- WHAT IS NEEDED: Filter the records below down to lines containing "name".
---- SOURCE RECORDS
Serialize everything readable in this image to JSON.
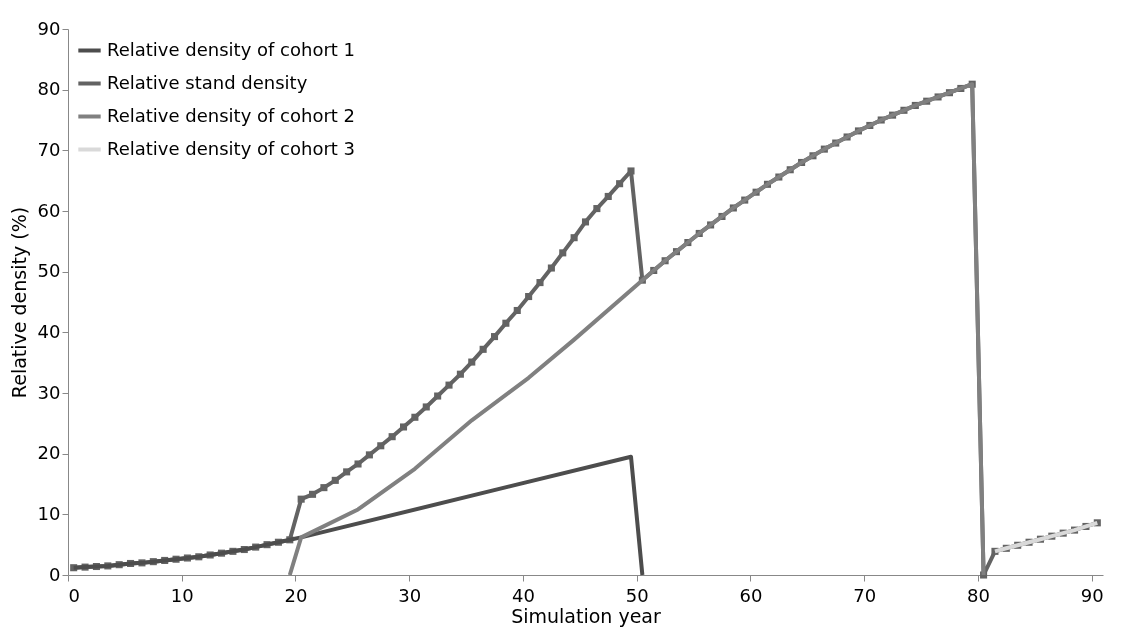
{
  "chart_data": {
    "type": "line",
    "xlabel": "Simulation year",
    "ylabel": "Relative density (%)",
    "xlim": [
      0,
      91
    ],
    "xticks": [
      0,
      10,
      20,
      30,
      40,
      50,
      60,
      70,
      80,
      90
    ],
    "ylim": [
      0,
      90
    ],
    "yticks": [
      0,
      10,
      20,
      30,
      40,
      50,
      60,
      70,
      80,
      90
    ],
    "grid": false,
    "legend": "top left",
    "line_style": "solid",
    "series": [
      {
        "name": "Relative stand density",
        "color": "#636363",
        "marker": "square",
        "x": [
          0.5,
          1.5,
          2.5,
          3.5,
          4.5,
          5.5,
          6.5,
          7.5,
          8.5,
          9.5,
          10.5,
          11.5,
          12.5,
          13.5,
          14.5,
          15.5,
          16.5,
          17.5,
          18.5,
          19.5,
          20.5,
          21.5,
          22.5,
          23.5,
          24.5,
          25.5,
          26.5,
          27.5,
          28.5,
          29.5,
          30.5,
          31.5,
          32.5,
          33.5,
          34.5,
          35.5,
          36.5,
          37.5,
          38.5,
          39.5,
          40.5,
          41.5,
          42.5,
          43.5,
          44.5,
          45.5,
          46.5,
          47.5,
          48.5,
          49.5,
          50.5,
          51.5,
          52.5,
          53.5,
          54.5,
          55.5,
          56.5,
          57.5,
          58.5,
          59.5,
          60.5,
          61.5,
          62.5,
          63.5,
          64.5,
          65.5,
          66.5,
          67.5,
          68.5,
          69.5,
          70.5,
          71.5,
          72.5,
          73.5,
          74.5,
          75.5,
          76.5,
          77.5,
          78.5,
          79.5,
          80.5,
          81.5,
          82.5,
          83.5,
          84.5,
          85.5,
          86.5,
          87.5,
          88.5,
          89.5,
          90.5
        ],
        "values": [
          1.2,
          1.3,
          1.4,
          1.5,
          1.7,
          1.9,
          2.0,
          2.2,
          2.4,
          2.6,
          2.8,
          3.0,
          3.3,
          3.6,
          3.9,
          4.2,
          4.6,
          5.0,
          5.4,
          5.8,
          12.5,
          13.3,
          14.4,
          15.6,
          17.0,
          18.3,
          19.8,
          21.3,
          22.8,
          24.4,
          26.0,
          27.7,
          29.5,
          31.3,
          33.1,
          35.1,
          37.2,
          39.3,
          41.5,
          43.6,
          45.9,
          48.2,
          50.6,
          53.1,
          55.6,
          58.2,
          60.4,
          62.4,
          64.5,
          66.6,
          48.6,
          50.2,
          51.8,
          53.3,
          54.8,
          56.3,
          57.7,
          59.1,
          60.5,
          61.8,
          63.1,
          64.4,
          65.6,
          66.8,
          68.0,
          69.1,
          70.2,
          71.2,
          72.2,
          73.2,
          74.1,
          75.0,
          75.8,
          76.6,
          77.4,
          78.1,
          78.8,
          79.5,
          80.2,
          80.9,
          0,
          3.9,
          4.4,
          4.9,
          5.4,
          5.9,
          6.4,
          6.9,
          7.4,
          8.0,
          8.6
        ]
      },
      {
        "name": "Relative density of cohort 1",
        "color": "#4d4d4d",
        "marker": "none",
        "x": [
          0.5,
          1.5,
          2.5,
          3.5,
          4.5,
          5.5,
          6.5,
          7.5,
          8.5,
          9.5,
          10.5,
          11.5,
          12.5,
          13.5,
          14.5,
          15.5,
          16.5,
          17.5,
          18.5,
          19.5,
          20.5,
          49.5,
          50.5
        ],
        "values": [
          1.2,
          1.3,
          1.4,
          1.5,
          1.7,
          1.9,
          2.0,
          2.2,
          2.4,
          2.6,
          2.8,
          3.0,
          3.3,
          3.6,
          3.9,
          4.2,
          4.6,
          5.0,
          5.4,
          5.8,
          6.2,
          19.5,
          0
        ]
      },
      {
        "name": "Relative density of cohort 2",
        "color": "#808080",
        "marker": "none",
        "x": [
          19.5,
          20.5,
          25.5,
          30.5,
          35.5,
          40.5,
          44.5,
          50.5,
          51.5,
          52.5,
          53.5,
          54.5,
          55.5,
          56.5,
          57.5,
          58.5,
          59.5,
          60.5,
          61.5,
          62.5,
          63.5,
          64.5,
          65.5,
          66.5,
          67.5,
          68.5,
          69.5,
          70.5,
          71.5,
          72.5,
          73.5,
          74.5,
          75.5,
          76.5,
          77.5,
          78.5,
          79.5,
          80.5
        ],
        "values": [
          0,
          6.2,
          10.8,
          17.5,
          25.5,
          32.5,
          38.8,
          48.6,
          50.2,
          51.8,
          53.3,
          54.8,
          56.3,
          57.7,
          59.1,
          60.5,
          61.8,
          63.1,
          64.4,
          65.6,
          66.8,
          68.0,
          69.1,
          70.2,
          71.2,
          72.2,
          73.2,
          74.1,
          75.0,
          75.8,
          76.6,
          77.4,
          78.1,
          78.8,
          79.5,
          80.2,
          80.9,
          0
        ]
      },
      {
        "name": "Relative density of cohort 3",
        "color": "#d9d9d9",
        "marker": "none",
        "x": [
          81.5,
          82.5,
          83.5,
          84.5,
          85.5,
          86.5,
          87.5,
          88.5,
          89.5,
          90.5
        ],
        "values": [
          3.9,
          4.4,
          4.9,
          5.4,
          5.9,
          6.4,
          6.9,
          7.4,
          8.0,
          8.6
        ]
      }
    ]
  }
}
--------
- PROBLEM SOLUTION:
        "name": "Relative stand density",
        "name": "Relative density of cohort 1",
        "name": "Relative density of cohort 2",
        "name": "Relative density of cohort 3",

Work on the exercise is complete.